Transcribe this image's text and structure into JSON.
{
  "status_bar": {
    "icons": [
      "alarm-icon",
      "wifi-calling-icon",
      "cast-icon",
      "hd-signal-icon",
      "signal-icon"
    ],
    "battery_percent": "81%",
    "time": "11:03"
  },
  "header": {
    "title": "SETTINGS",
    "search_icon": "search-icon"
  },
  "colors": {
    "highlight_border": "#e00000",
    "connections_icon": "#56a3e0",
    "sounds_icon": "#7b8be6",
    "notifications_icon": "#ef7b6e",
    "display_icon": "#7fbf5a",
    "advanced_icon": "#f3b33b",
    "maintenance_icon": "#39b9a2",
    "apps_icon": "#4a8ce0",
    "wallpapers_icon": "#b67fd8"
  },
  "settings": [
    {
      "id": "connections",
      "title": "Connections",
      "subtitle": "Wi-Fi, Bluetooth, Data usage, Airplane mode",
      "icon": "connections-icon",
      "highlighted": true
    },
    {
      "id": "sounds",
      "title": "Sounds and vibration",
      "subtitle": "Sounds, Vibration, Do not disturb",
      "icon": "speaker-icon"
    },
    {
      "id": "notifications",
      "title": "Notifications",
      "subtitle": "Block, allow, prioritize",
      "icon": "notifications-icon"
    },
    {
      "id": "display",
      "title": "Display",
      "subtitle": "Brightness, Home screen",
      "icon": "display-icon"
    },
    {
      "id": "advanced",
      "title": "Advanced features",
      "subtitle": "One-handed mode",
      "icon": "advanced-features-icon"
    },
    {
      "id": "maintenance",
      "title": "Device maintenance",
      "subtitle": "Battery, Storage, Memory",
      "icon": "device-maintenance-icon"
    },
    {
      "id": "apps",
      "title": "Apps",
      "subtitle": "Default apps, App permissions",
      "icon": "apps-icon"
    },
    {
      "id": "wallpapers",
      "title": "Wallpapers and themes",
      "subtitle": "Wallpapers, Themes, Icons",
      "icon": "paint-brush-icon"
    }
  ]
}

Stated task: Gather every line containing the word "subtitle" and copy it.

Written solution:
      "subtitle": "Wi-Fi, Bluetooth, Data usage, Airplane mode",
      "subtitle": "Sounds, Vibration, Do not disturb",
      "subtitle": "Block, allow, prioritize",
      "subtitle": "Brightness, Home screen",
      "subtitle": "One-handed mode",
      "subtitle": "Battery, Storage, Memory",
      "subtitle": "Default apps, App permissions",
      "subtitle": "Wallpapers, Themes, Icons",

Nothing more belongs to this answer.